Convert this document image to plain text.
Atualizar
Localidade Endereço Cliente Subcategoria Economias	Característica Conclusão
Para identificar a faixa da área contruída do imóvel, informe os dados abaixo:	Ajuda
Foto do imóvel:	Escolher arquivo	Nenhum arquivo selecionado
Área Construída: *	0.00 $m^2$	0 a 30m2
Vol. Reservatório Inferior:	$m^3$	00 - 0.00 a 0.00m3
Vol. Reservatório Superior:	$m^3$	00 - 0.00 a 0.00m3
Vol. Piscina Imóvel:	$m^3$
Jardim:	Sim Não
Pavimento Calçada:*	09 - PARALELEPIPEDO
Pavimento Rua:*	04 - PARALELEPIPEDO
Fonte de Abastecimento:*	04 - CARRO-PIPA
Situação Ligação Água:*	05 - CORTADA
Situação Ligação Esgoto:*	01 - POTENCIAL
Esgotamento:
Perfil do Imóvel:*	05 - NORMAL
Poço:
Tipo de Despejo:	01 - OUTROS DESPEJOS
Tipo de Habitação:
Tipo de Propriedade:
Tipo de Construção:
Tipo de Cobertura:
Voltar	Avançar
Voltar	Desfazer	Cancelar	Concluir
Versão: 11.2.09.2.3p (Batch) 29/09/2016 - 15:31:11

^^^^

Once more, set down the full listing, verbatim.

FINISHED EXERCISE >>
Convert this document image to plain text.
Atualizar
Localidade Endereço Cliente Subcategoria Economias	Característica Conclusão
Para identificar a faixa da área contruída do imóvel, informe os dados abaixo:	Ajuda
Foto do imóvel:	Escolher arquivo	Nenhum arquivo selecionado
Área Construída: *	0.00 $m^2$	0 a 30m2
Vol. Reservatório Inferior:	$m^3$	00 - 0.00 a 0.00m3
Vol. Reservatório Superior:	$m^3$	00 - 0.00 a 0.00m3
Vol. Piscina Imóvel:	$m^3$
Jardim:	Sim Não
Pavimento Calçada:*	09 - PARALELEPIPEDO
Pavimento Rua:*	04 - PARALELEPIPEDO
Fonte de Abastecimento:*	04 - CARRO-PIPA
Situação Ligação Água:*	05 - CORTADA
Situação Ligação Esgoto:*	01 - POTENCIAL
Esgotamento:
Perfil do Imóvel:*	05 - NORMAL
Poço:
Tipo de Despejo:	01 - OUTROS DESPEJOS
Tipo de Habitação:
Tipo de Propriedade:
Tipo de Construção:
Tipo de Cobertura:
Voltar	Avançar
Voltar	Desfazer	Cancelar	Concluir
Versão: 11.2.09.2.3p (Batch) 29/09/2016 - 15:31:11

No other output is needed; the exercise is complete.